* **Short exercise**
Pull out every line below containing the word "haut".

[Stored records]
☆ ☆ ☆
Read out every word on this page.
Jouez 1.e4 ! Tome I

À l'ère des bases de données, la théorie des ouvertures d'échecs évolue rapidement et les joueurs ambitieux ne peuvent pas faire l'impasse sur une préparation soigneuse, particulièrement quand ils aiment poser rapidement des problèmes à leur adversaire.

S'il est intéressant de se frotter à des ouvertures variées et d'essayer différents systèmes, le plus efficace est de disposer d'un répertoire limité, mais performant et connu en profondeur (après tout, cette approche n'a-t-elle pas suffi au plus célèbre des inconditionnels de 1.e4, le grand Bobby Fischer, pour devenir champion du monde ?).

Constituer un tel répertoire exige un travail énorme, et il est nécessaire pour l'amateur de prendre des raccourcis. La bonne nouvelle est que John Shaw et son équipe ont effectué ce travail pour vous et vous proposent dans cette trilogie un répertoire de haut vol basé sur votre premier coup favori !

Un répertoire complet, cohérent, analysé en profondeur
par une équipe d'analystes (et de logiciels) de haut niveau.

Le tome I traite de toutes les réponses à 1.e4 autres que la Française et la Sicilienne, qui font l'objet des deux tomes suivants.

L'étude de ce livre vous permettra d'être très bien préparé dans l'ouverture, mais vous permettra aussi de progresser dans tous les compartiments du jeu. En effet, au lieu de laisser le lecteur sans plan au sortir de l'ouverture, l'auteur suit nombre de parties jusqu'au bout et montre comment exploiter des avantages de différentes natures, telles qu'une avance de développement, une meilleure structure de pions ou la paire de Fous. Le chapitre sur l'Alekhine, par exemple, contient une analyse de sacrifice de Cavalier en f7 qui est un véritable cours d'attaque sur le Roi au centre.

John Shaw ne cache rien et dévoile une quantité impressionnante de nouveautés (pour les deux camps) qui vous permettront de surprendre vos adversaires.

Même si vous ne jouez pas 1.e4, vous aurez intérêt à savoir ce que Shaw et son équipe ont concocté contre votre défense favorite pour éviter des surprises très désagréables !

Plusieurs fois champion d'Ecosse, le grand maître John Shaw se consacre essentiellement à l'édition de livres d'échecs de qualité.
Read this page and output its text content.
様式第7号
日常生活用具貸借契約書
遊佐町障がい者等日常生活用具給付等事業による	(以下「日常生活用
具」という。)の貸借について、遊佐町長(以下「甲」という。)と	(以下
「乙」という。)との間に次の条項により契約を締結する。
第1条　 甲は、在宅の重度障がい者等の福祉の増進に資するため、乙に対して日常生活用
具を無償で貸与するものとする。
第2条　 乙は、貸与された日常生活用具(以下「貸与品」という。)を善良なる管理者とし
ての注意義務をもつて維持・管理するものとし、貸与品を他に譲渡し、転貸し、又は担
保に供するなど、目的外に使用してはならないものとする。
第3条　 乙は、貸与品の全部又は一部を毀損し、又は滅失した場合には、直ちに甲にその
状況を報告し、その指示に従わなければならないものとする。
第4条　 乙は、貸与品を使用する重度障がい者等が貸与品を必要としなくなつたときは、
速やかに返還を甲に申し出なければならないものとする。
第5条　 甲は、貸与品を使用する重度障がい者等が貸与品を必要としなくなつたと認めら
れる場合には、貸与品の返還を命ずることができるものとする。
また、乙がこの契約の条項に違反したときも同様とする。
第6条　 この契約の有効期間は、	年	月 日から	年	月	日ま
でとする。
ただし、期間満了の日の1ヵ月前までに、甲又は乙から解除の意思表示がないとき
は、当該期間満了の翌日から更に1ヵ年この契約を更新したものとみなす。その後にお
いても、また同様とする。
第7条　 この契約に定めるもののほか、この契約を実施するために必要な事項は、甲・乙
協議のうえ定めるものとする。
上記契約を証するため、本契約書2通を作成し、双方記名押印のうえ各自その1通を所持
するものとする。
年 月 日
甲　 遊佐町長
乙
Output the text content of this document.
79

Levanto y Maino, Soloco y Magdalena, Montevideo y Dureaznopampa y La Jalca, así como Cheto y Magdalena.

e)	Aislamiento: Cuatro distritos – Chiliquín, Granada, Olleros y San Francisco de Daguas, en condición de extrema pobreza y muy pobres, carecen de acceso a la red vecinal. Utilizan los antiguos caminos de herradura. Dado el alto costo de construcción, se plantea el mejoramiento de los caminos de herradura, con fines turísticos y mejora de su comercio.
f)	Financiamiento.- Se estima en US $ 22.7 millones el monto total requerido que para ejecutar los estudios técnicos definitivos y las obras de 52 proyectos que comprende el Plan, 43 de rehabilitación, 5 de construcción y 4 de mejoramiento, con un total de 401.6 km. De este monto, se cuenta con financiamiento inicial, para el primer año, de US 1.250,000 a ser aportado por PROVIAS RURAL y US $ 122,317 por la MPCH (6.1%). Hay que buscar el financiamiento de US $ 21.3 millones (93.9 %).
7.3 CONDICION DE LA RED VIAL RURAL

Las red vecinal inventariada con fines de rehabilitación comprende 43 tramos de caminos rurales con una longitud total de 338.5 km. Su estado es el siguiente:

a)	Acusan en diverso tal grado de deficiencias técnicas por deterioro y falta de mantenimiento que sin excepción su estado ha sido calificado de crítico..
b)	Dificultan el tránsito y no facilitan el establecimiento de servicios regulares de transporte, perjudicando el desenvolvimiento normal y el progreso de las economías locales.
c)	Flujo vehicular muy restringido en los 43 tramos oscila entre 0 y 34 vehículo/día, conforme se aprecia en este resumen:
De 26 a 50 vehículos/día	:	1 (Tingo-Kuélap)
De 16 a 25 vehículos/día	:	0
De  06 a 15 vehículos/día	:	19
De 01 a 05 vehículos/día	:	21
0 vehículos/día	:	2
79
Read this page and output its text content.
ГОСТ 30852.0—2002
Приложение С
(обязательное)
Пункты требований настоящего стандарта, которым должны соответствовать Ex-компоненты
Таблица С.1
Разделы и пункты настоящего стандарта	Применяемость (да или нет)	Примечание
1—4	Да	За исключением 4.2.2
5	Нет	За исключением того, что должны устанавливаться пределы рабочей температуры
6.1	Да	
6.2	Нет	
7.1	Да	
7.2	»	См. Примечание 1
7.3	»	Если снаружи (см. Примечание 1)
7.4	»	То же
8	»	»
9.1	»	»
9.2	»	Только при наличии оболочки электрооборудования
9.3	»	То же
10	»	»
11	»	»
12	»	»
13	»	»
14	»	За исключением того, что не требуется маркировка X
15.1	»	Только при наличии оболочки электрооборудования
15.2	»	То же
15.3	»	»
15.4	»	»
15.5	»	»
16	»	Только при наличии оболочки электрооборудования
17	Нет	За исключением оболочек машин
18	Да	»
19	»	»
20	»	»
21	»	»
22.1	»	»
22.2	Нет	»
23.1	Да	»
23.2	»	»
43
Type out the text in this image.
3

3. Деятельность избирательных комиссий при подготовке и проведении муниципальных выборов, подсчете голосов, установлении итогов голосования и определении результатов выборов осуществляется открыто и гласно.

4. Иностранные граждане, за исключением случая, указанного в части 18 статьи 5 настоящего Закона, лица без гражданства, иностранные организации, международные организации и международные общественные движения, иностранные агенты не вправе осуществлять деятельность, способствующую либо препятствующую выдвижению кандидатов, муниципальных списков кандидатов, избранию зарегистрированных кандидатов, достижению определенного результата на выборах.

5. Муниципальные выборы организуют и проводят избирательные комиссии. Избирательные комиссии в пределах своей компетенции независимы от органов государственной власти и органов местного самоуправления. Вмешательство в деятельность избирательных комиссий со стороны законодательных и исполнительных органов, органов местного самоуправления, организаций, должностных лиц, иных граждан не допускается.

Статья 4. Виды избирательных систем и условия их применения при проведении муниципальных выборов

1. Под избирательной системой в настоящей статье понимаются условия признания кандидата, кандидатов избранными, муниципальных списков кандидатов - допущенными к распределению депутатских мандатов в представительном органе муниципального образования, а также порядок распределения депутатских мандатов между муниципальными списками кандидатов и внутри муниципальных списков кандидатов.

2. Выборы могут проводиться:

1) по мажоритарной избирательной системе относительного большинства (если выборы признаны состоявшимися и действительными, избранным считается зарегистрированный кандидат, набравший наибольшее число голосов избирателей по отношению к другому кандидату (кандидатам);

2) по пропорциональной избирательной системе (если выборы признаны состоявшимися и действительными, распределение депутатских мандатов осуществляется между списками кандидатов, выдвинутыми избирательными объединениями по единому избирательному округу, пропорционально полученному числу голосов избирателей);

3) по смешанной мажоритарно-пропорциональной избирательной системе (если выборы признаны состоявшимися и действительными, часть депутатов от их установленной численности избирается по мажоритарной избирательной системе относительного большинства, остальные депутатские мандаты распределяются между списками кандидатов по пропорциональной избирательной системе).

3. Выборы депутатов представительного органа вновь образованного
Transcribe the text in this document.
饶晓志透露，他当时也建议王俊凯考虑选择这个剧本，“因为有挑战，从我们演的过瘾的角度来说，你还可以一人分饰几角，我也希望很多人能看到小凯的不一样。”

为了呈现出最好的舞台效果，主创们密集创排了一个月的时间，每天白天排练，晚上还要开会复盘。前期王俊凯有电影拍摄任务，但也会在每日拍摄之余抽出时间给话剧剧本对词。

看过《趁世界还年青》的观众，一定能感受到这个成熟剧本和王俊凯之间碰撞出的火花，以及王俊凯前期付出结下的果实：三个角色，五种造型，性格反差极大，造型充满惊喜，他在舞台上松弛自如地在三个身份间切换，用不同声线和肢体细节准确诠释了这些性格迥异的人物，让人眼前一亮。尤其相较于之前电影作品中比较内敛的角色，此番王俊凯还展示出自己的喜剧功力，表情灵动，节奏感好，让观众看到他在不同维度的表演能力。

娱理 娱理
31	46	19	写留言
☆ ☆ ☆
* **Output of the task**
Constituer un tel répertoire exige un travail énorme, et il est nécessaire pour l'amateur de prendre des raccourcis. La bonne nouvelle est que John Shaw et son équipe ont effectué ce travail pour vous et vous proposent dans cette trilogie un répertoire de haut vol basé sur votre premier coup favori !
par une équipe d'analystes (et de logiciels) de haut niveau.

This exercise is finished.